**TASK GOAL**
Show all lines from the data that include the word "Georg".

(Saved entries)

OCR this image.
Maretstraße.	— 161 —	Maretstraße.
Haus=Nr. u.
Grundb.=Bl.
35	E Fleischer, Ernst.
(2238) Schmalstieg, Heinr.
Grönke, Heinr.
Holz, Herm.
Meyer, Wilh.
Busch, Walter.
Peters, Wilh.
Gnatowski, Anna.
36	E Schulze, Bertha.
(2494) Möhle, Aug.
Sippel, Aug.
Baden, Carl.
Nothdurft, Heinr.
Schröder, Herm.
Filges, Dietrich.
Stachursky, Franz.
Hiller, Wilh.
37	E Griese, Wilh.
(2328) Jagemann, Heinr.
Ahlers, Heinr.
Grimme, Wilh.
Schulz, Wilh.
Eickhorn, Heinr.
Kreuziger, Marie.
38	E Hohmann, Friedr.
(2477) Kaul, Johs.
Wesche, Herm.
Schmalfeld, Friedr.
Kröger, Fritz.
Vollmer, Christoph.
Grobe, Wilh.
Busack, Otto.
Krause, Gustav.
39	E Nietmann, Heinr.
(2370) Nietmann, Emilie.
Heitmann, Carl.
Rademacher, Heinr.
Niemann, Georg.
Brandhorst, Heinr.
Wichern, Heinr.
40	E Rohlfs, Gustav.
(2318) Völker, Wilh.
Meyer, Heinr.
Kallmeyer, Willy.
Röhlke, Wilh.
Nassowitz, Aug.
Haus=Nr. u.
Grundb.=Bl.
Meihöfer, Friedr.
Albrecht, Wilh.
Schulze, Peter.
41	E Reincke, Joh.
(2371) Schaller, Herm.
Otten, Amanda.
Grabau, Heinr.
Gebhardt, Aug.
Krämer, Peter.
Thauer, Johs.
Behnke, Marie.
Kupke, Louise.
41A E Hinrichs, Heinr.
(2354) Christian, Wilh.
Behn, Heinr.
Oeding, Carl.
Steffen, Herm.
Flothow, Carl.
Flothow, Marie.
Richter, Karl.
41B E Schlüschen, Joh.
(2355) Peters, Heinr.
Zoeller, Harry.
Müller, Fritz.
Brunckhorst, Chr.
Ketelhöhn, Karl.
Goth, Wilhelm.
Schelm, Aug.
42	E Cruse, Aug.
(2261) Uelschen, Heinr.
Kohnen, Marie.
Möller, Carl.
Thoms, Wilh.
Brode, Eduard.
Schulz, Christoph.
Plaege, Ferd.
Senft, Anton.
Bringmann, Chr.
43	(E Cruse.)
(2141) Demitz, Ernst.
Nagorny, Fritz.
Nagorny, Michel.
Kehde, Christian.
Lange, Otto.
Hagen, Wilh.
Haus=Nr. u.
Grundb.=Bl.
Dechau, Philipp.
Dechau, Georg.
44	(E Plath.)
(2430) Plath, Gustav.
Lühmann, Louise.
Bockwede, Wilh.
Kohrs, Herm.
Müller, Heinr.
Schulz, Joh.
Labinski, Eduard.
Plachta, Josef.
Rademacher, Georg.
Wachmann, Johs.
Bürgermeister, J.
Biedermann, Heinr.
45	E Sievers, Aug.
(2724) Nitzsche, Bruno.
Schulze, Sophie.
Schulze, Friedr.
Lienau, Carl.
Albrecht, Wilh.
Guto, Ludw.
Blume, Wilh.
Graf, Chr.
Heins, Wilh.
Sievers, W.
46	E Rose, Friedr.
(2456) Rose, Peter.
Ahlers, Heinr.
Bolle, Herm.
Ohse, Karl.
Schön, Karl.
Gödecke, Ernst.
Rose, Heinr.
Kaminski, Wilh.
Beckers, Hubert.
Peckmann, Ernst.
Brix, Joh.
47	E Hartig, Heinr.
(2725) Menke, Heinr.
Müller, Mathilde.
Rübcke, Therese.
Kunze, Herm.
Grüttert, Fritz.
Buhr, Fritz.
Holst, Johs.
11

**OUTPUT BELOW**
Niemann, Georg.
Dechau, Georg.
Rademacher, Georg.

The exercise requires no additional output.